— BEGIN MATERIAL —
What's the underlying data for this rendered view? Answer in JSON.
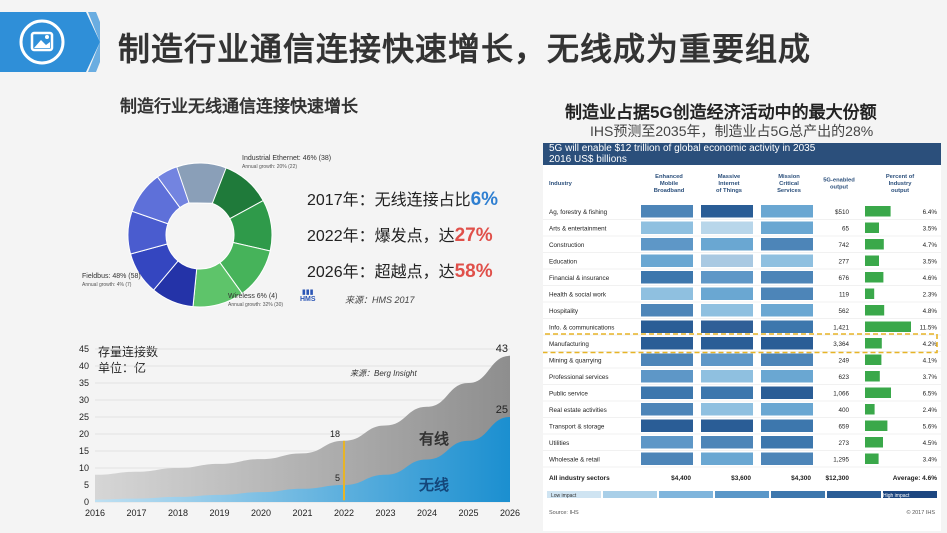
{
  "header": {
    "title": "制造行业通信连接快速增长，无线成为重要组成",
    "badge_icon": "image-icon"
  },
  "left_panel": {
    "subtitle": "制造行业无线通信连接快速增长",
    "donut_labels": {
      "ethernet": "Industrial Ethernet: 46% (38)",
      "ethernet_growth": "Annual growth: 20% (22)",
      "fieldbus": "Fieldbus: 48% (58)",
      "fieldbus_growth": "Annual growth: 4% (7)",
      "wireless": "Wireless 6% (4)",
      "wireless_growth": "Annual growth: 32% (30)"
    },
    "stats": [
      {
        "prefix": "2017年：无线连接占比",
        "value": "6%",
        "color": "#2f7fd1"
      },
      {
        "prefix": "2022年：爆发点，达",
        "value": "27%",
        "color": "#e0504a"
      },
      {
        "prefix": "2026年：超越点，达",
        "value": "58%",
        "color": "#e0504a"
      }
    ],
    "logo_text": "HMS",
    "source": "来源：HMS 2017"
  },
  "right_panel": {
    "subtitle": "制造业占据5G创造经济活动中的最大份额",
    "subtitle2": "IHS预测至2035年，制造业占5G总产出的28%",
    "table_banner_1": "5G will enable $12 trillion of global economic activity in 2035",
    "table_banner_2": "2016 US$ billions",
    "columns": [
      "Industry",
      "Enhanced Mobile Broadband",
      "Massive Internet of Things",
      "Mission Critical Services",
      "5G-enabled output",
      "Percent of Industry output"
    ],
    "rows": [
      {
        "industry": "Ag, forestry & fishing",
        "output": "$510",
        "pct": "6.4%"
      },
      {
        "industry": "Arts & entertainment",
        "output": "65",
        "pct": "3.5%"
      },
      {
        "industry": "Construction",
        "output": "742",
        "pct": "4.7%"
      },
      {
        "industry": "Education",
        "output": "277",
        "pct": "3.5%"
      },
      {
        "industry": "Financial & insurance",
        "output": "676",
        "pct": "4.6%"
      },
      {
        "industry": "Health & social work",
        "output": "119",
        "pct": "2.3%"
      },
      {
        "industry": "Hospitality",
        "output": "562",
        "pct": "4.8%"
      },
      {
        "industry": "Info. & communications",
        "output": "1,421",
        "pct": "11.5%"
      },
      {
        "industry": "Manufacturing",
        "output": "3,364",
        "pct": "4.2%"
      },
      {
        "industry": "Mining & quarrying",
        "output": "249",
        "pct": "4.1%"
      },
      {
        "industry": "Professional services",
        "output": "623",
        "pct": "3.7%"
      },
      {
        "industry": "Public service",
        "output": "1,066",
        "pct": "6.5%"
      },
      {
        "industry": "Real estate activities",
        "output": "400",
        "pct": "2.4%"
      },
      {
        "industry": "Transport & storage",
        "output": "659",
        "pct": "5.6%"
      },
      {
        "industry": "Utilities",
        "output": "273",
        "pct": "4.5%"
      },
      {
        "industry": "Wholesale & retail",
        "output": "1,295",
        "pct": "3.4%"
      }
    ],
    "totals": {
      "label": "All industry sectors",
      "embb": "$4,400",
      "miot": "$3,600",
      "mcs": "$4,300",
      "output": "$12,300",
      "pct": "Average: 4.6%"
    },
    "legend_low": "Low impact",
    "legend_high": "High impact",
    "source": "Source: IHS",
    "copyright": "© 2017 IHS",
    "highlight_row": "Manufacturing"
  },
  "chart_data": [
    {
      "type": "pie",
      "title": "制造行业无线通信连接快速增长",
      "series": [
        {
          "name": "Industrial Ethernet",
          "share_pct": 46
        },
        {
          "name": "Fieldbus",
          "share_pct": 48
        },
        {
          "name": "Wireless",
          "share_pct": 6
        }
      ]
    },
    {
      "type": "area",
      "title": "存量连接数",
      "unit_label": "单位：亿",
      "source": "来源：Berg Insight",
      "x": [
        2016,
        2017,
        2018,
        2019,
        2020,
        2021,
        2022,
        2023,
        2024,
        2025,
        2026
      ],
      "ylim": [
        0,
        45
      ],
      "yticks": [
        0,
        5,
        10,
        15,
        20,
        25,
        30,
        35,
        40,
        45
      ],
      "series": [
        {
          "name": "有线",
          "values": [
            8,
            8.9,
            10,
            11.2,
            12.6,
            14.3,
            18,
            22.5,
            28,
            35,
            43
          ],
          "color": "#9a9a9a"
        },
        {
          "name": "无线",
          "values": [
            0.7,
            1,
            1.5,
            2.1,
            2.9,
            3.9,
            5,
            8,
            12.5,
            18,
            25
          ],
          "color": "#2e9bd6"
        }
      ],
      "annotations": [
        {
          "x": 2022,
          "series": "有线",
          "label": "18"
        },
        {
          "x": 2022,
          "series": "无线",
          "label": "5"
        },
        {
          "x": 2026,
          "series": "有线",
          "label": "43"
        },
        {
          "x": 2026,
          "series": "无线",
          "label": "25"
        }
      ]
    }
  ]
}
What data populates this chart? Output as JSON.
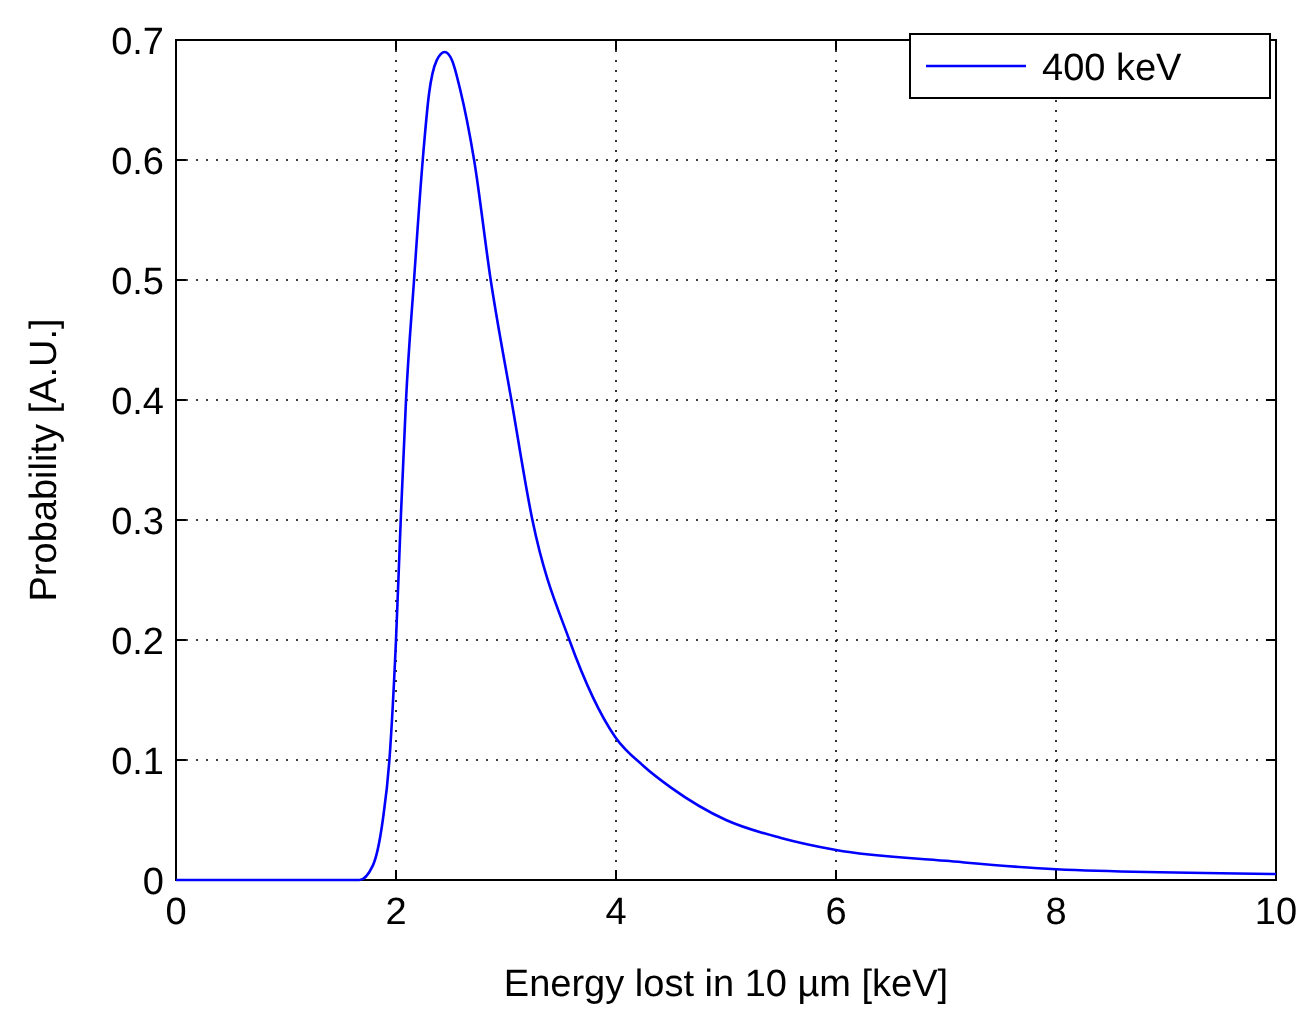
{
  "chart_data": {
    "type": "line",
    "xlabel": "Energy lost in 10 µm [keV]",
    "ylabel": "Probability [A.U.]",
    "xlim": [
      0,
      10
    ],
    "ylim": [
      0,
      0.7
    ],
    "xticks": [
      0,
      2,
      4,
      6,
      8,
      10
    ],
    "yticks": [
      0,
      0.1,
      0.2,
      0.3,
      0.4,
      0.5,
      0.6,
      0.7
    ],
    "grid": true,
    "legend": "top right",
    "marker": "none",
    "line_style": "solid",
    "series": [
      {
        "name": "400 keV",
        "color": "#0000ff",
        "x": [
          0,
          1.5,
          1.667,
          1.789,
          1.88,
          1.94,
          2.0,
          2.043,
          2.091,
          2.164,
          2.243,
          2.3,
          2.37,
          2.443,
          2.51,
          2.58,
          2.71,
          2.861,
          3.049,
          3.24,
          3.576,
          3.994,
          4.25,
          4.5,
          5,
          5.5,
          6,
          7,
          8,
          10
        ],
        "values": [
          0,
          0,
          0,
          0.012,
          0.05,
          0.1,
          0.2,
          0.3,
          0.4,
          0.5,
          0.6,
          0.655,
          0.683,
          0.69,
          0.683,
          0.66,
          0.6,
          0.5,
          0.4,
          0.3,
          0.2,
          0.119,
          0.095,
          0.077,
          0.05,
          0.035,
          0.025,
          0.016,
          0.009,
          0.005
        ]
      }
    ]
  }
}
— END MATERIAL —
Where a line of the entries contains the word "Industrial", copy that line.

* **WRITTEN SOLUTION**
      "ethernet": "Industrial Ethernet: 46% (38)",
          "name": "Industrial Ethernet",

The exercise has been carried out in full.